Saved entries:
__________

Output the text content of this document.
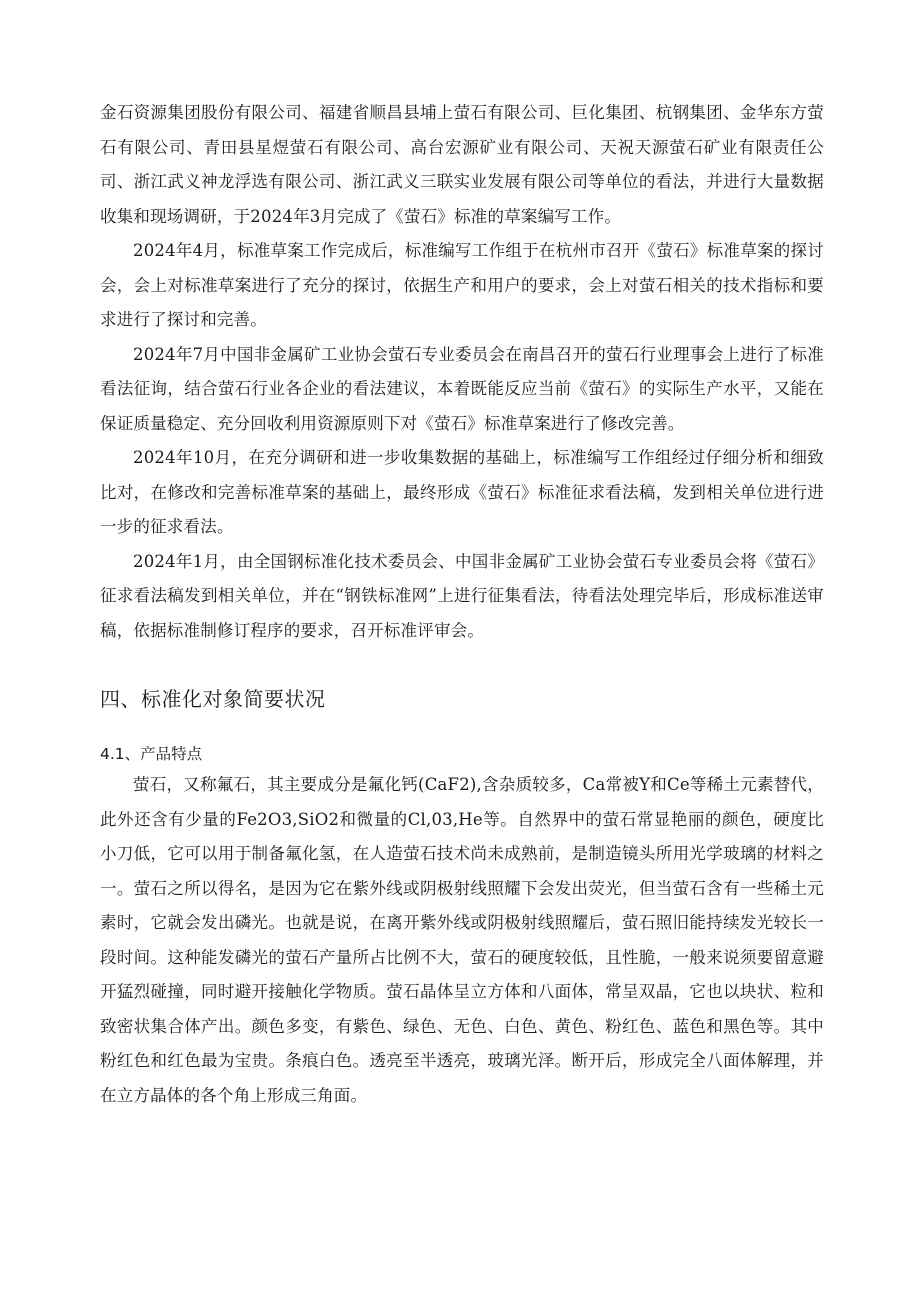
金石资源集团股份有限公司、福建省顺昌县埔上萤石有限公司、巨化集团、杭钢集团、金华东方萤石有限公司、青田县星煜萤石有限公司、高台宏源矿业有限公司、天祝天源萤石矿业有限责任公司、浙江武义神龙浮选有限公司、浙江武义三联实业发展有限公司等单位的看法，并进行大量数据收集和现场调研，于2024年3月完成了《萤石》标准的草案编写工作。

2024年4月，标准草案工作完成后，标准编写工作组于在杭州市召开《萤石》标准草案的探讨会，会上对标准草案进行了充分的探讨，依据生产和用户的要求，会上对萤石相关的技术指标和要求进行了探讨和完善。

2024年7月中国非金属矿工业协会萤石专业委员会在南昌召开的萤石行业理事会上进行了标准看法征询，结合萤石行业各企业的看法建议，本着既能反应当前《萤石》的实际生产水平，又能在保证质量稳定、充分回收利用资源原则下对《萤石》标准草案进行了修改完善。

2024年10月，在充分调研和进一步收集数据的基础上，标准编写工作组经过仔细分析和细致比对，在修改和完善标准草案的基础上，最终形成《萤石》标准征求看法稿，发到相关单位进行进一步的征求看法。

2024年1月，由全国钢标准化技术委员会、中国非金属矿工业协会萤石专业委员会将《萤石》征求看法稿发到相关单位，并在“钢铁标准网”上进行征集看法，待看法处理完毕后，形成标准送审稿，依据标准制修订程序的要求，召开标准评审会。

四、标准化对象简要状况
4.1、产品特点

萤石，又称氟石，其主要成分是氟化钙(CaF2),含杂质较多，Ca常被Y和Ce等稀土元素替代，此外还含有少量的Fe2O3,SiO2和微量的Cl,03,He等。自然界中的萤石常显艳丽的颜色，硬度比小刀低，它可以用于制备氟化氢，在人造萤石技术尚未成熟前，是制造镜头所用光学玻璃的材料之一。萤石之所以得名，是因为它在紫外线或阴极射线照耀下会发出荧光，但当萤石含有一些稀土元素时，它就会发出磷光。也就是说，在离开紫外线或阴极射线照耀后，萤石照旧能持续发光较长一段时间。这种能发磷光的萤石产量所占比例不大，萤石的硬度较低，且性脆，一般来说须要留意避开猛烈碰撞，同时避开接触化学物质。萤石晶体呈立方体和八面体，常呈双晶，它也以块状、粒和致密状集合体产出。颜色多变，有紫色、绿色、无色、白色、黄色、粉红色、蓝色和黑色等。其中粉红色和红色最为宝贵。条痕白色。透亮至半透亮，玻璃光泽。断开后，形成完全八面体解理，并在立方晶体的各个角上形成三角面。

__________

Write out the listing above exactly as it stands, pictures excluded.

Full solution:
Output the text content of this document.
金石资源集团股份有限公司、福建省顺昌县埔上萤石有限公司、巨化集团、杭钢集团、金华东方萤石有限公司、青田县星煜萤石有限公司、高台宏源矿业有限公司、天祝天源萤石矿业有限责任公司、浙江武义神龙浮选有限公司、浙江武义三联实业发展有限公司等单位的看法，并进行大量数据收集和现场调研，于2024年3月完成了《萤石》标准的草案编写工作。

2024年4月，标准草案工作完成后，标准编写工作组于在杭州市召开《萤石》标准草案的探讨会，会上对标准草案进行了充分的探讨，依据生产和用户的要求，会上对萤石相关的技术指标和要求进行了探讨和完善。

2024年7月中国非金属矿工业协会萤石专业委员会在南昌召开的萤石行业理事会上进行了标准看法征询，结合萤石行业各企业的看法建议，本着既能反应当前《萤石》的实际生产水平，又能在保证质量稳定、充分回收利用资源原则下对《萤石》标准草案进行了修改完善。

2024年10月，在充分调研和进一步收集数据的基础上，标准编写工作组经过仔细分析和细致比对，在修改和完善标准草案的基础上，最终形成《萤石》标准征求看法稿，发到相关单位进行进一步的征求看法。

2024年1月，由全国钢标准化技术委员会、中国非金属矿工业协会萤石专业委员会将《萤石》征求看法稿发到相关单位，并在“钢铁标准网”上进行征集看法，待看法处理完毕后，形成标准送审稿，依据标准制修订程序的要求，召开标准评审会。

四、标准化对象简要状况
4.1、产品特点

萤石，又称氟石，其主要成分是氟化钙(CaF2),含杂质较多，Ca常被Y和Ce等稀土元素替代，此外还含有少量的Fe2O3,SiO2和微量的Cl,03,He等。自然界中的萤石常显艳丽的颜色，硬度比小刀低，它可以用于制备氟化氢，在人造萤石技术尚未成熟前，是制造镜头所用光学玻璃的材料之一。萤石之所以得名，是因为它在紫外线或阴极射线照耀下会发出荧光，但当萤石含有一些稀土元素时，它就会发出磷光。也就是说，在离开紫外线或阴极射线照耀后，萤石照旧能持续发光较长一段时间。这种能发磷光的萤石产量所占比例不大，萤石的硬度较低，且性脆，一般来说须要留意避开猛烈碰撞，同时避开接触化学物质。萤石晶体呈立方体和八面体，常呈双晶，它也以块状、粒和致密状集合体产出。颜色多变，有紫色、绿色、无色、白色、黄色、粉红色、蓝色和黑色等。其中粉红色和红色最为宝贵。条痕白色。透亮至半透亮，玻璃光泽。断开后，形成完全八面体解理，并在立方晶体的各个角上形成三角面。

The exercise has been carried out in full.